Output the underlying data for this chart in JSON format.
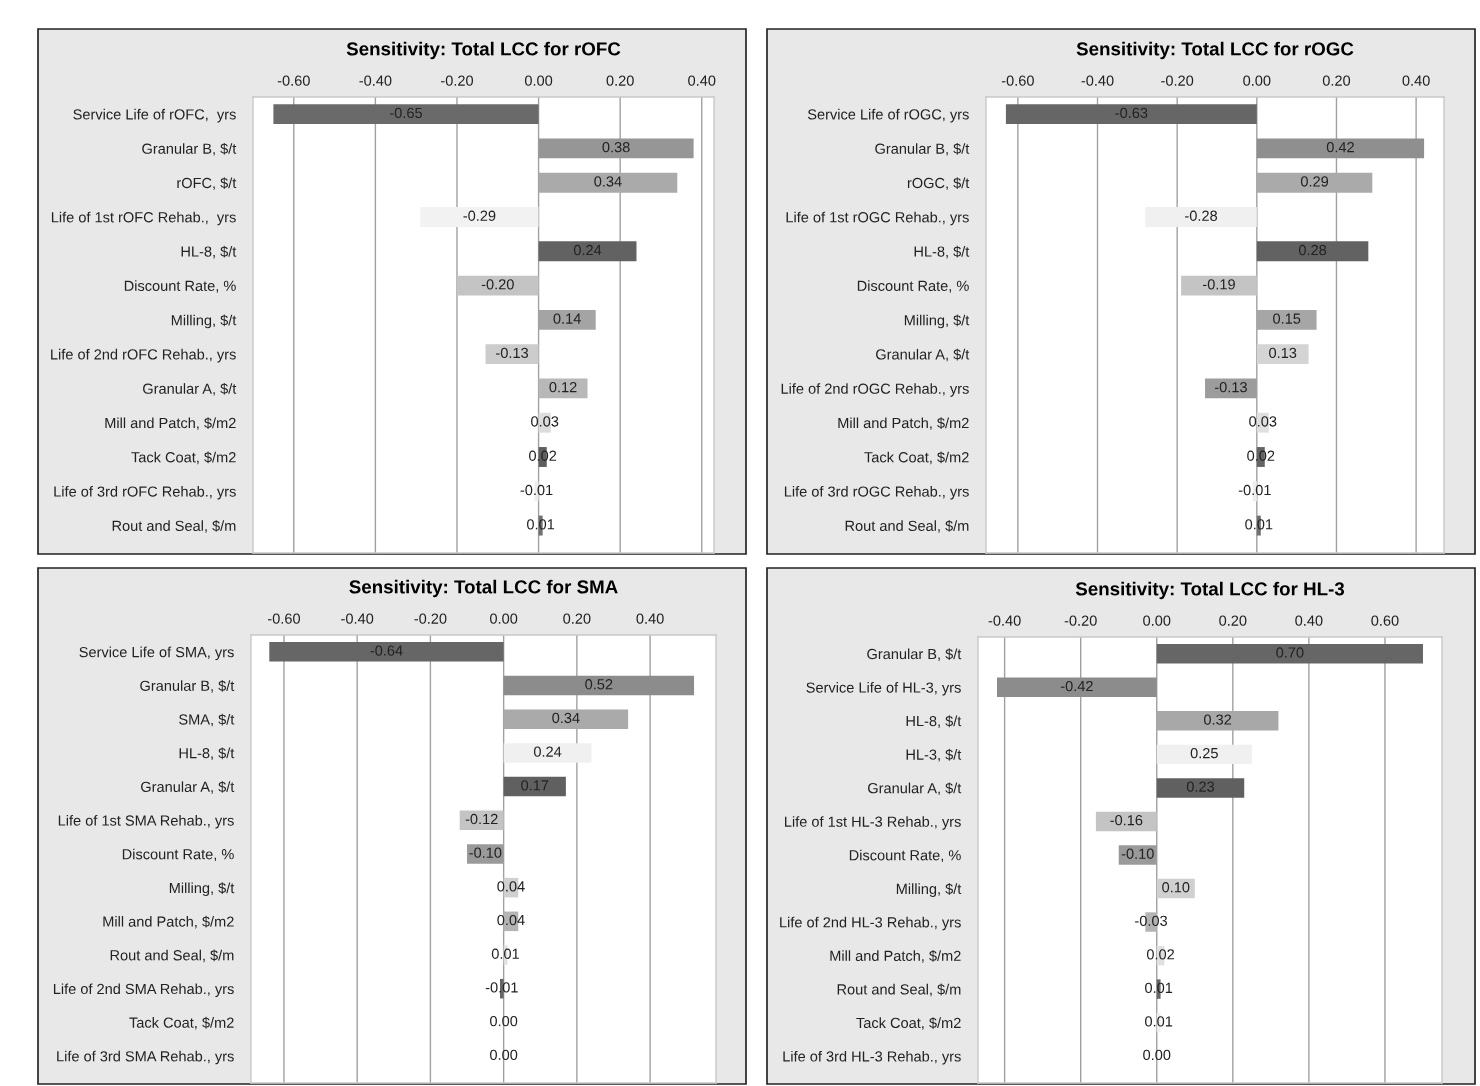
{
  "chart_data": [
    {
      "type": "bar",
      "orientation": "horizontal",
      "title": "Sensitivity: Total LCC for rOFC",
      "categories": [
        "Service Life of rOFC,  yrs",
        "Granular B, $/t",
        "rOFC, $/t",
        "Life of 1st rOFC Rehab.,  yrs",
        "HL-8, $/t",
        "Discount Rate, %",
        "Milling, $/t",
        "Life of 2nd rOFC Rehab., yrs",
        "Granular A, $/t",
        "Mill and Patch, $/m2",
        "Tack Coat, $/m2",
        "Life of 3rd rOFC Rehab., yrs",
        "Rout and Seal, $/m"
      ],
      "values": [
        -0.65,
        0.38,
        0.34,
        -0.29,
        0.24,
        -0.2,
        0.14,
        -0.13,
        0.12,
        0.03,
        0.02,
        -0.01,
        0.01
      ],
      "value_labels": [
        "-0.65",
        "0.38",
        "0.34",
        "-0.29",
        "0.24",
        "-0.20",
        "0.14",
        "-0.13",
        "0.12",
        "0.03",
        "0.02",
        "-0.01",
        "0.01"
      ],
      "colors": [
        "#6a6a6a",
        "#969696",
        "#aaaaaa",
        "#f2f2f2",
        "#626262",
        "#c4c4c4",
        "#a4a4a4",
        "#cccccc",
        "#b8b8b8",
        "#dddddd",
        "#5e5e5e",
        "#eeeeee",
        "#707070"
      ],
      "xlim": [
        -0.7,
        0.43
      ],
      "xticks": [
        {
          "value": -0.6,
          "label": "-0.60"
        },
        {
          "value": -0.4,
          "label": "-0.40"
        },
        {
          "value": -0.2,
          "label": "-0.20"
        },
        {
          "value": 0,
          "label": "0.00"
        },
        {
          "value": 0.2,
          "label": "0.20"
        },
        {
          "value": 0.4,
          "label": "0.40"
        }
      ],
      "grid": "x"
    },
    {
      "type": "bar",
      "orientation": "horizontal",
      "title": "Sensitivity: Total LCC for rOGC",
      "categories": [
        "Service Life of rOGC, yrs",
        "Granular B, $/t",
        "rOGC, $/t",
        "Life of 1st rOGC Rehab., yrs",
        "HL-8, $/t",
        "Discount Rate, %",
        "Milling, $/t",
        "Granular A, $/t",
        "Life of 2nd rOGC Rehab., yrs",
        "Mill and Patch, $/m2",
        "Tack Coat, $/m2",
        "Life of 3rd rOGC Rehab., yrs",
        "Rout and Seal, $/m"
      ],
      "values": [
        -0.63,
        0.42,
        0.29,
        -0.28,
        0.28,
        -0.19,
        0.15,
        0.13,
        -0.13,
        0.03,
        0.02,
        -0.01,
        0.01
      ],
      "value_labels": [
        "-0.63",
        "0.42",
        "0.29",
        "-0.28",
        "0.28",
        "-0.19",
        "0.15",
        "0.13",
        "-0.13",
        "0.03",
        "0.02",
        "-0.01",
        "0.01"
      ],
      "colors": [
        "#666666",
        "#8f8f8f",
        "#aaaaaa",
        "#f0f0f0",
        "#626262",
        "#c4c4c4",
        "#a6a6a6",
        "#d4d4d4",
        "#9c9c9c",
        "#e0e0e0",
        "#646464",
        "#eeeeee",
        "#707070"
      ],
      "xlim": [
        -0.68,
        0.47
      ],
      "xticks": [
        {
          "value": -0.6,
          "label": "-0.60"
        },
        {
          "value": -0.4,
          "label": "-0.40"
        },
        {
          "value": -0.2,
          "label": "-0.20"
        },
        {
          "value": 0,
          "label": "0.00"
        },
        {
          "value": 0.2,
          "label": "0.20"
        },
        {
          "value": 0.4,
          "label": "0.40"
        }
      ],
      "grid": "x"
    },
    {
      "type": "bar",
      "orientation": "horizontal",
      "title": "Sensitivity: Total LCC for SMA",
      "categories": [
        "Service Life of SMA, yrs",
        "Granular B, $/t",
        "SMA, $/t",
        "HL-8, $/t",
        "Granular A, $/t",
        "Life of 1st SMA Rehab., yrs",
        "Discount Rate, %",
        "Milling, $/t",
        "Mill and Patch, $/m2",
        "Rout and Seal, $/m",
        "Life of 2nd SMA Rehab., yrs",
        "Tack Coat, $/m2",
        "Life of 3rd SMA Rehab., yrs"
      ],
      "values": [
        -0.64,
        0.52,
        0.34,
        0.24,
        0.17,
        -0.12,
        -0.1,
        0.04,
        0.04,
        0.01,
        -0.01,
        0.0,
        0.0
      ],
      "value_labels": [
        "-0.64",
        "0.52",
        "0.34",
        "0.24",
        "0.17",
        "-0.12",
        "-0.10",
        "0.04",
        "0.04",
        "0.01",
        "-0.01",
        "0.00",
        "0.00"
      ],
      "colors": [
        "#666666",
        "#8c8c8c",
        "#aaaaaa",
        "#f0f0f0",
        "#606060",
        "#c4c4c4",
        "#9a9a9a",
        "#d0d0d0",
        "#b4b4b4",
        "#e0e0e0",
        "#666666",
        "#eeeeee",
        "#eeeeee"
      ],
      "xlim": [
        -0.69,
        0.58
      ],
      "xticks": [
        {
          "value": -0.6,
          "label": "-0.60"
        },
        {
          "value": -0.4,
          "label": "-0.40"
        },
        {
          "value": -0.2,
          "label": "-0.20"
        },
        {
          "value": 0,
          "label": "0.00"
        },
        {
          "value": 0.2,
          "label": "0.20"
        },
        {
          "value": 0.4,
          "label": "0.40"
        }
      ],
      "grid": "x"
    },
    {
      "type": "bar",
      "orientation": "horizontal",
      "title": "Sensitivity: Total LCC for HL-3",
      "categories": [
        "Granular B, $/t",
        "Service Life of HL-3, yrs",
        "HL-8, $/t",
        "HL-3, $/t",
        "Granular A, $/t",
        "Life of 1st HL-3 Rehab., yrs",
        "Discount Rate, %",
        "Milling, $/t",
        "Life of 2nd HL-3 Rehab., yrs",
        "Mill and Patch, $/m2",
        "Rout and Seal, $/m",
        "Tack Coat, $/m2",
        "Life of 3rd HL-3 Rehab., yrs"
      ],
      "values": [
        0.7,
        -0.42,
        0.32,
        0.25,
        0.23,
        -0.16,
        -0.1,
        0.1,
        -0.03,
        0.02,
        0.01,
        0.01,
        0.0
      ],
      "value_labels": [
        "0.70",
        "-0.42",
        "0.32",
        "0.25",
        "0.23",
        "-0.16",
        "-0.10",
        "0.10",
        "-0.03",
        "0.02",
        "0.01",
        "0.01",
        "0.00"
      ],
      "colors": [
        "#666666",
        "#8c8c8c",
        "#a8a8a8",
        "#f0f0f0",
        "#606060",
        "#c4c4c4",
        "#9a9a9a",
        "#d0d0d0",
        "#b4b4b4",
        "#e0e0e0",
        "#666666",
        "#eeeeee",
        "#eeeeee"
      ],
      "xlim": [
        -0.47,
        0.75
      ],
      "xticks": [
        {
          "value": -0.4,
          "label": "-0.40"
        },
        {
          "value": -0.2,
          "label": "-0.20"
        },
        {
          "value": 0,
          "label": "0.00"
        },
        {
          "value": 0.2,
          "label": "0.20"
        },
        {
          "value": 0.4,
          "label": "0.40"
        },
        {
          "value": 0.6,
          "label": "0.60"
        }
      ],
      "grid": "x"
    }
  ]
}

• • • •

:: Stated goal ::
Return the full material word for word. Do not include the pictures.

:: Problem solution ::
Output the underlying data for this chart in JSON format.
{
  "chart_data": [
    {
      "type": "bar",
      "orientation": "horizontal",
      "title": "Sensitivity: Total LCC for rOFC",
      "categories": [
        "Service Life of rOFC,  yrs",
        "Granular B, $/t",
        "rOFC, $/t",
        "Life of 1st rOFC Rehab.,  yrs",
        "HL-8, $/t",
        "Discount Rate, %",
        "Milling, $/t",
        "Life of 2nd rOFC Rehab., yrs",
        "Granular A, $/t",
        "Mill and Patch, $/m2",
        "Tack Coat, $/m2",
        "Life of 3rd rOFC Rehab., yrs",
        "Rout and Seal, $/m"
      ],
      "values": [
        -0.65,
        0.38,
        0.34,
        -0.29,
        0.24,
        -0.2,
        0.14,
        -0.13,
        0.12,
        0.03,
        0.02,
        -0.01,
        0.01
      ],
      "value_labels": [
        "-0.65",
        "0.38",
        "0.34",
        "-0.29",
        "0.24",
        "-0.20",
        "0.14",
        "-0.13",
        "0.12",
        "0.03",
        "0.02",
        "-0.01",
        "0.01"
      ],
      "colors": [
        "#6a6a6a",
        "#969696",
        "#aaaaaa",
        "#f2f2f2",
        "#626262",
        "#c4c4c4",
        "#a4a4a4",
        "#cccccc",
        "#b8b8b8",
        "#dddddd",
        "#5e5e5e",
        "#eeeeee",
        "#707070"
      ],
      "xlim": [
        -0.7,
        0.43
      ],
      "xticks": [
        {
          "value": -0.6,
          "label": "-0.60"
        },
        {
          "value": -0.4,
          "label": "-0.40"
        },
        {
          "value": -0.2,
          "label": "-0.20"
        },
        {
          "value": 0,
          "label": "0.00"
        },
        {
          "value": 0.2,
          "label": "0.20"
        },
        {
          "value": 0.4,
          "label": "0.40"
        }
      ],
      "grid": "x"
    },
    {
      "type": "bar",
      "orientation": "horizontal",
      "title": "Sensitivity: Total LCC for rOGC",
      "categories": [
        "Service Life of rOGC, yrs",
        "Granular B, $/t",
        "rOGC, $/t",
        "Life of 1st rOGC Rehab., yrs",
        "HL-8, $/t",
        "Discount Rate, %",
        "Milling, $/t",
        "Granular A, $/t",
        "Life of 2nd rOGC Rehab., yrs",
        "Mill and Patch, $/m2",
        "Tack Coat, $/m2",
        "Life of 3rd rOGC Rehab., yrs",
        "Rout and Seal, $/m"
      ],
      "values": [
        -0.63,
        0.42,
        0.29,
        -0.28,
        0.28,
        -0.19,
        0.15,
        0.13,
        -0.13,
        0.03,
        0.02,
        -0.01,
        0.01
      ],
      "value_labels": [
        "-0.63",
        "0.42",
        "0.29",
        "-0.28",
        "0.28",
        "-0.19",
        "0.15",
        "0.13",
        "-0.13",
        "0.03",
        "0.02",
        "-0.01",
        "0.01"
      ],
      "colors": [
        "#666666",
        "#8f8f8f",
        "#aaaaaa",
        "#f0f0f0",
        "#626262",
        "#c4c4c4",
        "#a6a6a6",
        "#d4d4d4",
        "#9c9c9c",
        "#e0e0e0",
        "#646464",
        "#eeeeee",
        "#707070"
      ],
      "xlim": [
        -0.68,
        0.47
      ],
      "xticks": [
        {
          "value": -0.6,
          "label": "-0.60"
        },
        {
          "value": -0.4,
          "label": "-0.40"
        },
        {
          "value": -0.2,
          "label": "-0.20"
        },
        {
          "value": 0,
          "label": "0.00"
        },
        {
          "value": 0.2,
          "label": "0.20"
        },
        {
          "value": 0.4,
          "label": "0.40"
        }
      ],
      "grid": "x"
    },
    {
      "type": "bar",
      "orientation": "horizontal",
      "title": "Sensitivity: Total LCC for SMA",
      "categories": [
        "Service Life of SMA, yrs",
        "Granular B, $/t",
        "SMA, $/t",
        "HL-8, $/t",
        "Granular A, $/t",
        "Life of 1st SMA Rehab., yrs",
        "Discount Rate, %",
        "Milling, $/t",
        "Mill and Patch, $/m2",
        "Rout and Seal, $/m",
        "Life of 2nd SMA Rehab., yrs",
        "Tack Coat, $/m2",
        "Life of 3rd SMA Rehab., yrs"
      ],
      "values": [
        -0.64,
        0.52,
        0.34,
        0.24,
        0.17,
        -0.12,
        -0.1,
        0.04,
        0.04,
        0.01,
        -0.01,
        0.0,
        0.0
      ],
      "value_labels": [
        "-0.64",
        "0.52",
        "0.34",
        "0.24",
        "0.17",
        "-0.12",
        "-0.10",
        "0.04",
        "0.04",
        "0.01",
        "-0.01",
        "0.00",
        "0.00"
      ],
      "colors": [
        "#666666",
        "#8c8c8c",
        "#aaaaaa",
        "#f0f0f0",
        "#606060",
        "#c4c4c4",
        "#9a9a9a",
        "#d0d0d0",
        "#b4b4b4",
        "#e0e0e0",
        "#666666",
        "#eeeeee",
        "#eeeeee"
      ],
      "xlim": [
        -0.69,
        0.58
      ],
      "xticks": [
        {
          "value": -0.6,
          "label": "-0.60"
        },
        {
          "value": -0.4,
          "label": "-0.40"
        },
        {
          "value": -0.2,
          "label": "-0.20"
        },
        {
          "value": 0,
          "label": "0.00"
        },
        {
          "value": 0.2,
          "label": "0.20"
        },
        {
          "value": 0.4,
          "label": "0.40"
        }
      ],
      "grid": "x"
    },
    {
      "type": "bar",
      "orientation": "horizontal",
      "title": "Sensitivity: Total LCC for HL-3",
      "categories": [
        "Granular B, $/t",
        "Service Life of HL-3, yrs",
        "HL-8, $/t",
        "HL-3, $/t",
        "Granular A, $/t",
        "Life of 1st HL-3 Rehab., yrs",
        "Discount Rate, %",
        "Milling, $/t",
        "Life of 2nd HL-3 Rehab., yrs",
        "Mill and Patch, $/m2",
        "Rout and Seal, $/m",
        "Tack Coat, $/m2",
        "Life of 3rd HL-3 Rehab., yrs"
      ],
      "values": [
        0.7,
        -0.42,
        0.32,
        0.25,
        0.23,
        -0.16,
        -0.1,
        0.1,
        -0.03,
        0.02,
        0.01,
        0.01,
        0.0
      ],
      "value_labels": [
        "0.70",
        "-0.42",
        "0.32",
        "0.25",
        "0.23",
        "-0.16",
        "-0.10",
        "0.10",
        "-0.03",
        "0.02",
        "0.01",
        "0.01",
        "0.00"
      ],
      "colors": [
        "#666666",
        "#8c8c8c",
        "#a8a8a8",
        "#f0f0f0",
        "#606060",
        "#c4c4c4",
        "#9a9a9a",
        "#d0d0d0",
        "#b4b4b4",
        "#e0e0e0",
        "#666666",
        "#eeeeee",
        "#eeeeee"
      ],
      "xlim": [
        -0.47,
        0.75
      ],
      "xticks": [
        {
          "value": -0.4,
          "label": "-0.40"
        },
        {
          "value": -0.2,
          "label": "-0.20"
        },
        {
          "value": 0,
          "label": "0.00"
        },
        {
          "value": 0.2,
          "label": "0.20"
        },
        {
          "value": 0.4,
          "label": "0.40"
        },
        {
          "value": 0.6,
          "label": "0.60"
        }
      ],
      "grid": "x"
    }
  ]
}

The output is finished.